### Work required
Can you copy the items below word for word, starting at the line that contains "breadcrumb-current[interactable]: 조회납부 xyxy=(852,48,895,65)" and ending at the line that contains "step-number: 2 xyxy=(435,145,473,183)", with both of those lines included?

### Given data
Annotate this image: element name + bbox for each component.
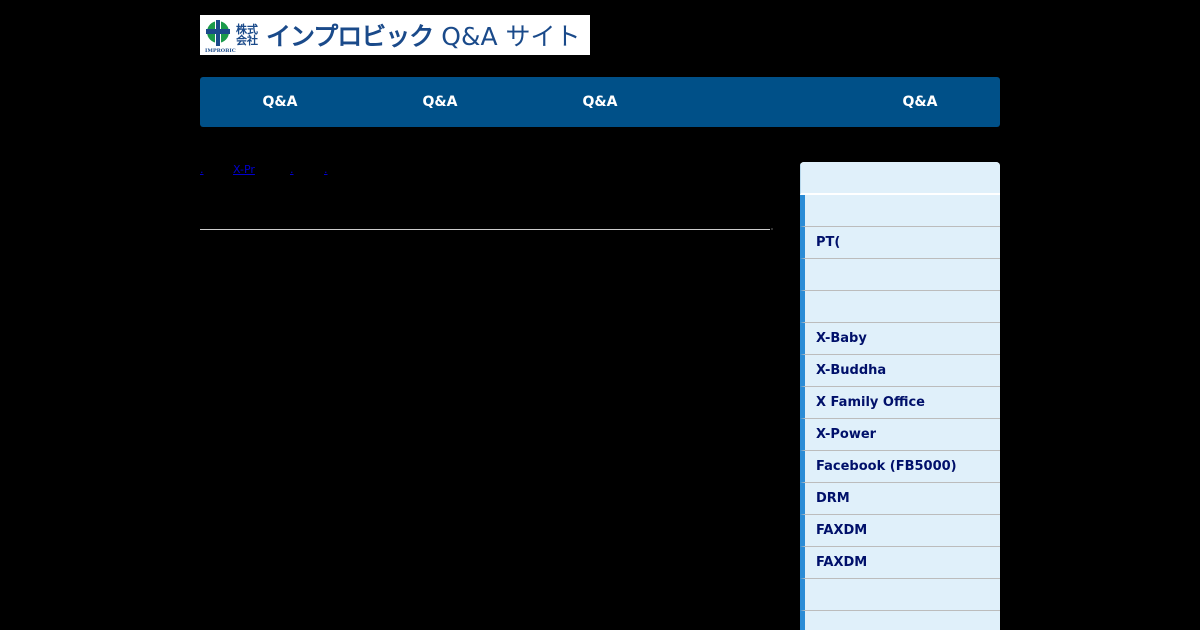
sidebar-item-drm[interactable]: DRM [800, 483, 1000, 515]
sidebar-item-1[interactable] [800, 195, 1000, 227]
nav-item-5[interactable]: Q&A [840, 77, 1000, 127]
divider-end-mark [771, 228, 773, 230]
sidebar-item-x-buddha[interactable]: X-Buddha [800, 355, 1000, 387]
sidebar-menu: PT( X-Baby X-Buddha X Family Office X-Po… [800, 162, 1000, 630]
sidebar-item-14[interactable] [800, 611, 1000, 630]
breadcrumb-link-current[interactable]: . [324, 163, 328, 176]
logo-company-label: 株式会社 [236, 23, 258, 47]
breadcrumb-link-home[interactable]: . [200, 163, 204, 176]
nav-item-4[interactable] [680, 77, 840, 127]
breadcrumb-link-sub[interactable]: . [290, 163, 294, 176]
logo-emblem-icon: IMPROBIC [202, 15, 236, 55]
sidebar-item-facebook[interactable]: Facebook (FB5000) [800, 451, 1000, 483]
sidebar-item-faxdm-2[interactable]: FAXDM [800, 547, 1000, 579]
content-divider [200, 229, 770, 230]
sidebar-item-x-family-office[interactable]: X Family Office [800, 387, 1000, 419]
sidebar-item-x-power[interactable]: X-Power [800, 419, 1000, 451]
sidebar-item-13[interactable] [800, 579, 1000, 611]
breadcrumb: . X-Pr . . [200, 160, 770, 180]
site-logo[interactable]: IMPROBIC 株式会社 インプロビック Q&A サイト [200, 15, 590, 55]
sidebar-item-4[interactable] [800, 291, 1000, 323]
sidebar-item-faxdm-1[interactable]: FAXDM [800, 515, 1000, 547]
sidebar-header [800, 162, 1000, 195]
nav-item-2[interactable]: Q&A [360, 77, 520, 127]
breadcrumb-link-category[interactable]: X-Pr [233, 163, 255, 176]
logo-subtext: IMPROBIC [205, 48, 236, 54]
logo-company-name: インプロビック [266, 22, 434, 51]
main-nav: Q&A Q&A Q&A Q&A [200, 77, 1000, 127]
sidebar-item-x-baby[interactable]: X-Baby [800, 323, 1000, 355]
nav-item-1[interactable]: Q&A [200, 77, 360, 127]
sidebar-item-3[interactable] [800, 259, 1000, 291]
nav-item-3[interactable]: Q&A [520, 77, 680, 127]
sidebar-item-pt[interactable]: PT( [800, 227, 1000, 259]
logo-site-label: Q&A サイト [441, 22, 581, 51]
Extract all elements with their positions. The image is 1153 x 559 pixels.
---
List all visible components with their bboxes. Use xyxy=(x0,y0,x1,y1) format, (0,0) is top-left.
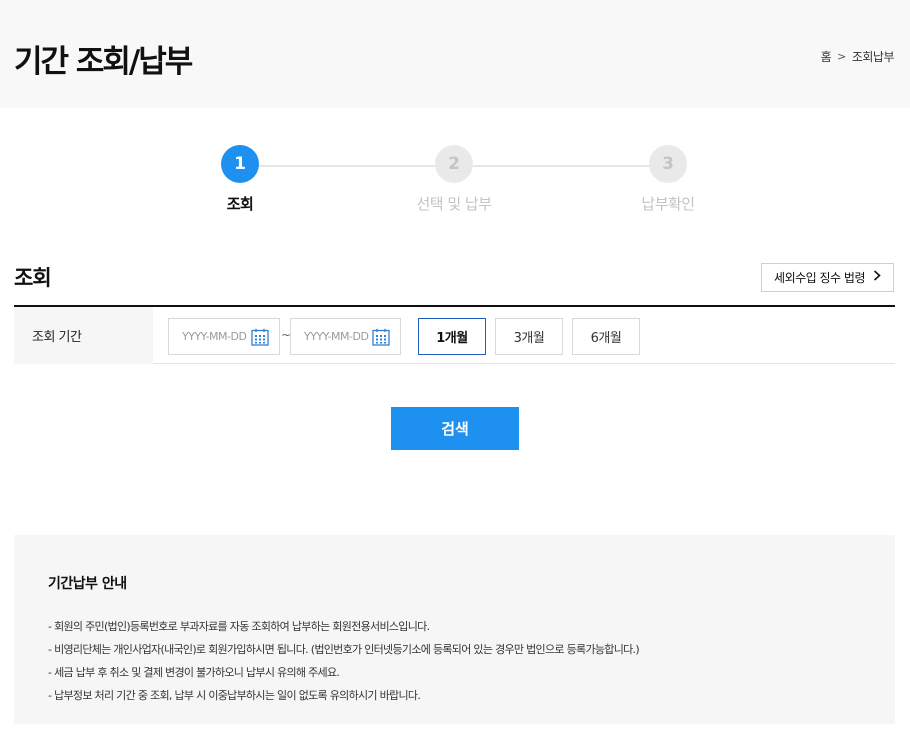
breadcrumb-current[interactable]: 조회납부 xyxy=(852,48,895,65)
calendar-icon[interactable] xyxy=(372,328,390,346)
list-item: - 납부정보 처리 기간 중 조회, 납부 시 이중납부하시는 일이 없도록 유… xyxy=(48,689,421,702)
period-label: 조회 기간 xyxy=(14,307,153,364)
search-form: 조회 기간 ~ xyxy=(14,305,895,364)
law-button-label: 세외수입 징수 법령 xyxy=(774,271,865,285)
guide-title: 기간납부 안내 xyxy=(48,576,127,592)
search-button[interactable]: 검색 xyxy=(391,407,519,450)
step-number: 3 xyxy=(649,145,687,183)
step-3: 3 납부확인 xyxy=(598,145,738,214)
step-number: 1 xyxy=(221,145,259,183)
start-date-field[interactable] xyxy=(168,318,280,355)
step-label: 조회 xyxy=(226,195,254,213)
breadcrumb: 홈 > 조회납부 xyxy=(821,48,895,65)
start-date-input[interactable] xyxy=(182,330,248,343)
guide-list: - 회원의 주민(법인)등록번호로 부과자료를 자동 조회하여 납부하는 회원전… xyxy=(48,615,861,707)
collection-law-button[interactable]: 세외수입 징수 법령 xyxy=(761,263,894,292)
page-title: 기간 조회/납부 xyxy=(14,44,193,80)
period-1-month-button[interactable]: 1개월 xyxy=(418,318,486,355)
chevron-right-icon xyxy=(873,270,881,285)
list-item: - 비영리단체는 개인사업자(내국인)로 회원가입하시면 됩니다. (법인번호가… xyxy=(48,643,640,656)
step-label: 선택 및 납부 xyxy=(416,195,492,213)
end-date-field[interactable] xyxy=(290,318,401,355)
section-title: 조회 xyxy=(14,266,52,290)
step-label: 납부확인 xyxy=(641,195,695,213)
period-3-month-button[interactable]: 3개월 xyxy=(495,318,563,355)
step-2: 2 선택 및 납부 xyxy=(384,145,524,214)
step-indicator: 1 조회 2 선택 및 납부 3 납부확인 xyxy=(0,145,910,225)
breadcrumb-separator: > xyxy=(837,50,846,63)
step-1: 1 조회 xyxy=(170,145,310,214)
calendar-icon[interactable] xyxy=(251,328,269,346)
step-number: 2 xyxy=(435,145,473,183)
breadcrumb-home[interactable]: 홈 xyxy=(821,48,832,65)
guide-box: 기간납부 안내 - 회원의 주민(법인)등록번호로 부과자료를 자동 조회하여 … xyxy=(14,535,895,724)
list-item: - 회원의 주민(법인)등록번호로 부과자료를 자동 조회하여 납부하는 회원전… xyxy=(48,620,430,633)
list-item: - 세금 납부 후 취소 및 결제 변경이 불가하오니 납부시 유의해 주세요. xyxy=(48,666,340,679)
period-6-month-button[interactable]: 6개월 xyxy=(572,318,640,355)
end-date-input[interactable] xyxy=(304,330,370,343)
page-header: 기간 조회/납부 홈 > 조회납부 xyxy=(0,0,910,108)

### Solution to this exercise
breadcrumb-current[interactable]: 조회납부 xyxy=(852,48,895,65)
calendar-icon[interactable] xyxy=(372,328,390,346)
list-item: - 납부정보 처리 기간 중 조회, 납부 시 이중납부하시는 일이 없도록 유… xyxy=(48,689,421,702)
period-label: 조회 기간 xyxy=(14,307,153,364)
search-form: 조회 기간 ~ xyxy=(14,305,895,364)
law-button-label: 세외수입 징수 법령 xyxy=(774,271,865,285)
guide-title: 기간납부 안내 xyxy=(48,576,127,592)
search-button[interactable]: 검색 xyxy=(391,407,519,450)
step-number: 3 xyxy=(649,145,687,183)
step-3: 3 납부확인 xyxy=(598,145,738,214)
step-number: 1 xyxy=(221,145,259,183)
start-date-field[interactable] xyxy=(168,318,280,355)
step-label: 조회 xyxy=(226,195,254,213)
breadcrumb: 홈 > 조회납부 xyxy=(821,48,895,65)
start-date-input[interactable] xyxy=(182,330,248,343)
guide-list: - 회원의 주민(법인)등록번호로 부과자료를 자동 조회하여 납부하는 회원전… xyxy=(48,615,861,707)
collection-law-button[interactable]: 세외수입 징수 법령 xyxy=(761,263,894,292)
page-title: 기간 조회/납부 xyxy=(14,44,193,80)
period-1-month-button[interactable]: 1개월 xyxy=(418,318,486,355)
chevron-right-icon xyxy=(873,270,881,285)
list-item: - 비영리단체는 개인사업자(내국인)로 회원가입하시면 됩니다. (법인번호가… xyxy=(48,643,640,656)
step-label: 선택 및 납부 xyxy=(416,195,492,213)
end-date-field[interactable] xyxy=(290,318,401,355)
section-title: 조회 xyxy=(14,266,52,290)
step-label: 납부확인 xyxy=(641,195,695,213)
period-3-month-button[interactable]: 3개월 xyxy=(495,318,563,355)
step-2: 2 선택 및 납부 xyxy=(384,145,524,214)
step-indicator: 1 조회 2 선택 및 납부 3 납부확인 xyxy=(0,145,910,225)
breadcrumb-separator: > xyxy=(837,50,846,63)
step-1: 1 조회 xyxy=(170,145,310,214)
calendar-icon[interactable] xyxy=(251,328,269,346)
step-number: 2 xyxy=(435,145,473,183)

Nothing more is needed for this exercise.